Task inputs
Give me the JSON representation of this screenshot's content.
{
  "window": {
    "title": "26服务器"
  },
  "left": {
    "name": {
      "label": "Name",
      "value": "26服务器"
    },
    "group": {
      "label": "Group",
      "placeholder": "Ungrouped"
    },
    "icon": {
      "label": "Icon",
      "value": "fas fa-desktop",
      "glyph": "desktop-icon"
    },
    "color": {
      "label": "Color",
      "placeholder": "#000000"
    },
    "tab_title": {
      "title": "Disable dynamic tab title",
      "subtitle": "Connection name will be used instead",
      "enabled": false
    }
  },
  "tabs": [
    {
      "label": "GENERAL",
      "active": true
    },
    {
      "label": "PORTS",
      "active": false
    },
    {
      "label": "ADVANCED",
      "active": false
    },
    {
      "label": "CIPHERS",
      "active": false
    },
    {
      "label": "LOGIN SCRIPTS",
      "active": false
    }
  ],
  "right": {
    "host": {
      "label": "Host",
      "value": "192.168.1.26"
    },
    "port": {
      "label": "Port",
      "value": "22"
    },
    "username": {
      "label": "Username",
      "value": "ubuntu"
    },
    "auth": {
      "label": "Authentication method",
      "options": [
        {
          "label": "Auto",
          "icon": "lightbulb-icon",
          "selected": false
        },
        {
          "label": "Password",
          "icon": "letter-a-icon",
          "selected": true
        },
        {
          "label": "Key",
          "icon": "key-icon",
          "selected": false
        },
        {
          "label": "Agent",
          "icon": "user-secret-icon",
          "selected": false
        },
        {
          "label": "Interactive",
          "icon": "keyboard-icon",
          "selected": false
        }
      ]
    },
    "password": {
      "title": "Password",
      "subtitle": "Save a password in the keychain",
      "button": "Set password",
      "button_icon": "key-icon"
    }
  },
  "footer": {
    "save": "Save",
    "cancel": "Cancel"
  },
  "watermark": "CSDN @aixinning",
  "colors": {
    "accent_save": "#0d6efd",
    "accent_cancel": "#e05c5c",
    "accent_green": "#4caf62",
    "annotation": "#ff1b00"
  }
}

Work to do
Return all the data above once more, precisely as given.

Answer in full
Give me the JSON representation of this screenshot's content.
{
  "window": {
    "title": "26服务器"
  },
  "left": {
    "name": {
      "label": "Name",
      "value": "26服务器"
    },
    "group": {
      "label": "Group",
      "placeholder": "Ungrouped"
    },
    "icon": {
      "label": "Icon",
      "value": "fas fa-desktop",
      "glyph": "desktop-icon"
    },
    "color": {
      "label": "Color",
      "placeholder": "#000000"
    },
    "tab_title": {
      "title": "Disable dynamic tab title",
      "subtitle": "Connection name will be used instead",
      "enabled": false
    }
  },
  "tabs": [
    {
      "label": "GENERAL",
      "active": true
    },
    {
      "label": "PORTS",
      "active": false
    },
    {
      "label": "ADVANCED",
      "active": false
    },
    {
      "label": "CIPHERS",
      "active": false
    },
    {
      "label": "LOGIN SCRIPTS",
      "active": false
    }
  ],
  "right": {
    "host": {
      "label": "Host",
      "value": "192.168.1.26"
    },
    "port": {
      "label": "Port",
      "value": "22"
    },
    "username": {
      "label": "Username",
      "value": "ubuntu"
    },
    "auth": {
      "label": "Authentication method",
      "options": [
        {
          "label": "Auto",
          "icon": "lightbulb-icon",
          "selected": false
        },
        {
          "label": "Password",
          "icon": "letter-a-icon",
          "selected": true
        },
        {
          "label": "Key",
          "icon": "key-icon",
          "selected": false
        },
        {
          "label": "Agent",
          "icon": "user-secret-icon",
          "selected": false
        },
        {
          "label": "Interactive",
          "icon": "keyboard-icon",
          "selected": false
        }
      ]
    },
    "password": {
      "title": "Password",
      "subtitle": "Save a password in the keychain",
      "button": "Set password",
      "button_icon": "key-icon"
    }
  },
  "footer": {
    "save": "Save",
    "cancel": "Cancel"
  },
  "watermark": "CSDN @aixinning",
  "colors": {
    "accent_save": "#0d6efd",
    "accent_cancel": "#e05c5c",
    "accent_green": "#4caf62",
    "annotation": "#ff1b00"
  }
}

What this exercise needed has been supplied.